++++ ITEMS ++++
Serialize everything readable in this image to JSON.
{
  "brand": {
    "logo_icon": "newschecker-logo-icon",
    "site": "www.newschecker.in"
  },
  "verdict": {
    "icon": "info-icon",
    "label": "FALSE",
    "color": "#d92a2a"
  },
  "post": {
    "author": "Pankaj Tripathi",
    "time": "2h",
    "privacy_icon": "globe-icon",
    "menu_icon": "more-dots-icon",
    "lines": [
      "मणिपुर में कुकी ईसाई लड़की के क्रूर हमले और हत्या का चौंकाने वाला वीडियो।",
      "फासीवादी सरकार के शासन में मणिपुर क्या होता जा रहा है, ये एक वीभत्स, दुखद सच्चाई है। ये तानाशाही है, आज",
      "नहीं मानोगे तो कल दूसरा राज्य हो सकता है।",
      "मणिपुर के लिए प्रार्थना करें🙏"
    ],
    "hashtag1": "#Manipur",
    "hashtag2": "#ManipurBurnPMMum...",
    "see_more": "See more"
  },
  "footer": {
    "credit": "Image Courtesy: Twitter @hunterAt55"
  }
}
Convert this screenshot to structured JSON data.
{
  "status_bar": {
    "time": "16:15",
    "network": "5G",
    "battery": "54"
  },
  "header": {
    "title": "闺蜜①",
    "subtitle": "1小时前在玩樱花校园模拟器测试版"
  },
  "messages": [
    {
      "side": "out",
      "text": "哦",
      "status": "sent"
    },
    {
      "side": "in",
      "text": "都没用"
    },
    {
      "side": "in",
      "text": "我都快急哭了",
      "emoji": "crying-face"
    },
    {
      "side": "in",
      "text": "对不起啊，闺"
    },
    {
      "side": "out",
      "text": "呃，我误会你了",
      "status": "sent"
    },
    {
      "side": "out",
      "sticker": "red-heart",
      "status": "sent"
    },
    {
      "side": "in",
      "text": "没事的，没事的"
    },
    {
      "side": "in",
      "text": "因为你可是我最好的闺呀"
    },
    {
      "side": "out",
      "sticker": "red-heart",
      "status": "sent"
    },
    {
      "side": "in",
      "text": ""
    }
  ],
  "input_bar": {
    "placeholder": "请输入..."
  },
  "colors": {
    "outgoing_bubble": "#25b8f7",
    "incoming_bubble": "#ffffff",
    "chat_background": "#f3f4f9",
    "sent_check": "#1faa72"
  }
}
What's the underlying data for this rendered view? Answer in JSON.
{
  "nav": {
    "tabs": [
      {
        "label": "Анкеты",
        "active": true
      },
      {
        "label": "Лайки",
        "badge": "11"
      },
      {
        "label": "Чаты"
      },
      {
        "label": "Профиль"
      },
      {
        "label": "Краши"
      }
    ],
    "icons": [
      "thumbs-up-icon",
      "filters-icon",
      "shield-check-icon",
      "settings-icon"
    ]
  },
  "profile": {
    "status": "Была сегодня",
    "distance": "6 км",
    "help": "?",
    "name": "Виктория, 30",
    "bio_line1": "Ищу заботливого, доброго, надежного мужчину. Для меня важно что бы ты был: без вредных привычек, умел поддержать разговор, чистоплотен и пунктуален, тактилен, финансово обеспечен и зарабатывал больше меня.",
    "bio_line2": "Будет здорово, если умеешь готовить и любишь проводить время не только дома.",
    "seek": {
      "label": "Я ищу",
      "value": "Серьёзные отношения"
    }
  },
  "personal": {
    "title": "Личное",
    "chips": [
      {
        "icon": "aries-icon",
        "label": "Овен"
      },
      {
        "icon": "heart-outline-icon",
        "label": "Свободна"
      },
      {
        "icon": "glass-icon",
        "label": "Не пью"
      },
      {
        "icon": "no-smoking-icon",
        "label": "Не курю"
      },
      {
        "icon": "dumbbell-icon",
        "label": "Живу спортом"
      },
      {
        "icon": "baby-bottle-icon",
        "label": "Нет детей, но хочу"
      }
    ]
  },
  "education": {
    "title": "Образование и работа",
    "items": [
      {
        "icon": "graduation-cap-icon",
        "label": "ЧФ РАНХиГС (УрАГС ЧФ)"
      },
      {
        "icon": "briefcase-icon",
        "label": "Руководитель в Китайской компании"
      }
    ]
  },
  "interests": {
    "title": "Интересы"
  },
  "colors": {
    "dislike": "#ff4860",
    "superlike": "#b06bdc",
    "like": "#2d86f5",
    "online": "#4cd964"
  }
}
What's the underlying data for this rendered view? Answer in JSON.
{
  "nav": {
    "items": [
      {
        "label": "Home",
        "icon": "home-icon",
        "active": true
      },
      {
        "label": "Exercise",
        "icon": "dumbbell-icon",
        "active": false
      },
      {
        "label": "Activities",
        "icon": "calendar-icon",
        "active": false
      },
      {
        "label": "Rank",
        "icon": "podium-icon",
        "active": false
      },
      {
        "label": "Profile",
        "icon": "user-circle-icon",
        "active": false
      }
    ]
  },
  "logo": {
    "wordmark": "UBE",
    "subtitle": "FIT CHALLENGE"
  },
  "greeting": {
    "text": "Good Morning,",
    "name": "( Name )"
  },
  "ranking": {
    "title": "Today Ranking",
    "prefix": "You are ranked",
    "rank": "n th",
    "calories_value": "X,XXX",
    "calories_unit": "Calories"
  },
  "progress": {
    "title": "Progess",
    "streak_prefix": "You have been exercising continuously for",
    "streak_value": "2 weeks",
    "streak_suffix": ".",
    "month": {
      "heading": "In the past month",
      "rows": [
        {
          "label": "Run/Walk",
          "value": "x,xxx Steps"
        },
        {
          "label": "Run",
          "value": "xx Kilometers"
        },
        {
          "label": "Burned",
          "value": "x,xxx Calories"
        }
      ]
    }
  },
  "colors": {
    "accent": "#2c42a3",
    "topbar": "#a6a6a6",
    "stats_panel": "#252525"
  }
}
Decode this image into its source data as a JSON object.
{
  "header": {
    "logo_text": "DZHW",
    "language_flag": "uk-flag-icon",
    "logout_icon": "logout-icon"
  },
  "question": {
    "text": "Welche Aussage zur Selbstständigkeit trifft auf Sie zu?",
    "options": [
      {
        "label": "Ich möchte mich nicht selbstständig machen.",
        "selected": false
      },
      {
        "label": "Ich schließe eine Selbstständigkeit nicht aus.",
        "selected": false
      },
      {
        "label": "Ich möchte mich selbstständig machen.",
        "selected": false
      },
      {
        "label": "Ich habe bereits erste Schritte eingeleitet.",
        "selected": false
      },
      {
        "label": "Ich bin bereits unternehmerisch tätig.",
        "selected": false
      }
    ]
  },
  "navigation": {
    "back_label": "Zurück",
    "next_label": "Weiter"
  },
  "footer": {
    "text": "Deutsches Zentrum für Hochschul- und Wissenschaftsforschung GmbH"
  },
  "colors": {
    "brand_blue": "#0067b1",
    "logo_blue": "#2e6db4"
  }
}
++++
*WHAT YOU HAVE TO DO*: Track down the lines that include the word "data" and copy them.

*RESULT OF THE TASK*:
Convert this screenshot to structured JSON data.
What's the underlying data for this rendered view? Answer in JSON.
What's the underlying data for this rendered view? Answer in JSON.
Decode this image into its source data as a JSON object.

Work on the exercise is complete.